[Start Data for this task]

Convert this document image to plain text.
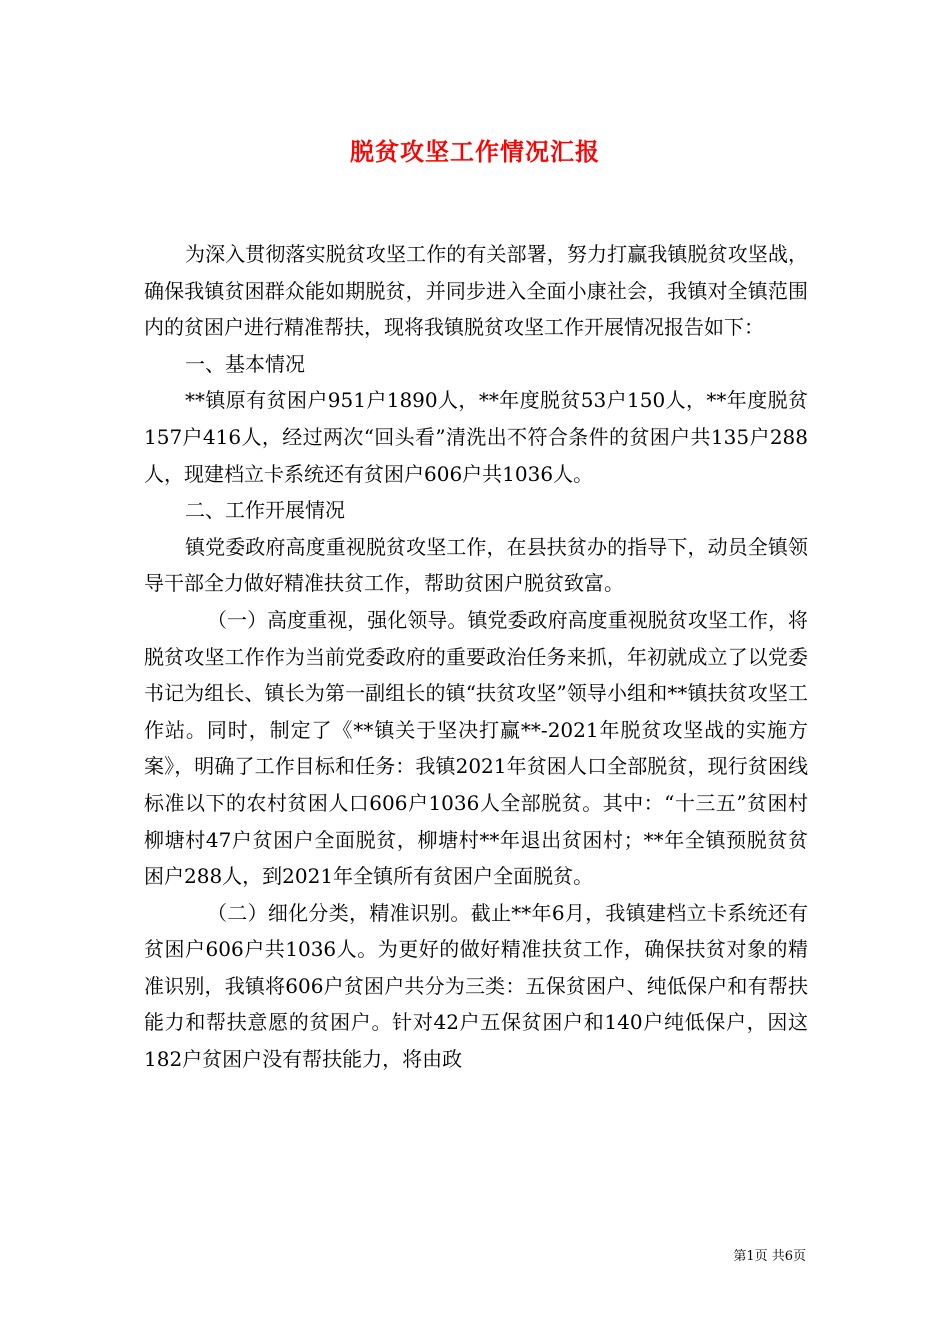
脱贫攻坚工作情况汇报

为深入贯彻落实脱贫攻坚工作的有关部署，努力打赢我镇脱贫攻坚战，确保我镇贫困群众能如期脱贫，并同步进入全面小康社会，我镇对全镇范围内的贫困户进行精准帮扶，现将我镇脱贫攻坚工作开展情况报告如下：

一、基本情况

**镇原有贫困户951户1890人，**年度脱贫53户150人，**年度脱贫157户416人，经过两次“回头看”清洗出不符合条件的贫困户共135户288人，现建档立卡系统还有贫困户606户共1036人。

二、工作开展情况

镇党委政府高度重视脱贫攻坚工作，在县扶贫办的指导下，动员全镇领导干部全力做好精准扶贫工作，帮助贫困户脱贫致富。

（一）高度重视，强化领导。镇党委政府高度重视脱贫攻坚工作，将脱贫攻坚工作作为当前党委政府的重要政治任务来抓，年初就成立了以党委书记为组长、镇长为第一副组长的镇“扶贫攻坚”领导小组和**镇扶贫攻坚工作站。同时，制定了《**镇关于坚决打赢**-2021年脱贫攻坚战的实施方案》，明确了工作目标和任务：我镇2021年贫困人口全部脱贫，现行贫困线标准以下的农村贫困人口606户1036人全部脱贫。其中：“十三五”贫困村柳塘村47户贫困户全面脱贫，柳塘村**年退出贫困村；**年全镇预脱贫贫困户288人，到2021年全镇所有贫困户全面脱贫。

（二）细化分类，精准识别。截止**年6月，我镇建档立卡系统还有贫困户606户共1036人。为更好的做好精准扶贫工作，确保扶贫对象的精准识别，我镇将606户贫困户共分为三类：五保贫困户、纯低保户和有帮扶能力和帮扶意愿的贫困户。针对42户五保贫困户和140户纯低保户，因这182户贫困户没有帮扶能力，将由政

第1页 共6页
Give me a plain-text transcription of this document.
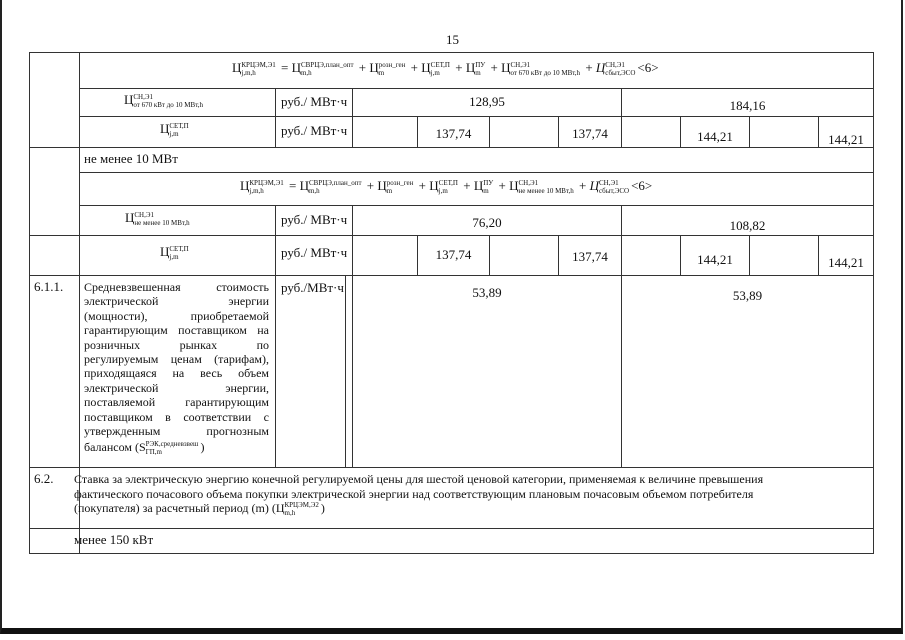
15
Ц КРЦЭМ,Э1
j,m,h	= Ц СВРЦЭ,план_опт
m,h	+ Ц розн_ген
m	+ Ц СЕТ,П
j,m + Ц ПУ
m + Ц СН,Э1
от 670 кВт до 10 МВт,h + Ц СН,Э1
сбыт,ЭСО <6>
Ц СН,Э1
от 670 кВт до 10 МВт,h	руб./ МВт·ч	128,95	184,16
Ц СЕТ,П
j,m	руб./ МВт·ч	137,74	137,74	144,21	144,21
не менее 10 МВт
Ц КРЦЭМ,Э1
j,m,h	= Ц СВРЦЭ,план_опт
m,h	+ Ц розн_ген
m	+ Ц СЕТ,П
j,m + Ц ПУ
m + Ц СН,Э1
не менее 10 МВт,h + Ц СН,Э1
сбыт,ЭСО <6>
Ц СН,Э1
не менее 10 МВт,h	руб./ МВт·ч	76,20	108,82
Ц СЕТ,П
j,m	руб./ МВт·ч	137,74	137,74	144,21	144,21
6.1.1. Средневзвешенная стоимость
электрической энергии
(мощности), приобретаемой
гарантирующим поставщиком на
розничных рынках по
регулируемым ценам (тарифам),
приходящаяся на весь объем
электрической энергии,
поставляемой гарантирующим
поставщиком в соответствии с
утвержденным прогнозным
балансом (S РЭК,средневзвеш
ГП,m	)
руб./МВт·ч	53,89	53,89
6.2. Ставка за электрическую энергию конечной регулируемой цены для шестой ценовой категории, применяемая к величине превышения
фактического почасового объема покупки электрической энергии над соответствующим плановым почасовым объемом потребителя
(покупателя) за расчетный период (m) (Ц КРЦЭМ,Э2
m,h	)
менее 150 кВт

[End Data for this task]

Show all lines from the records above where the word "text" occurs.

Convert this document image to plain text.
Give me a plain-text transcription of this document.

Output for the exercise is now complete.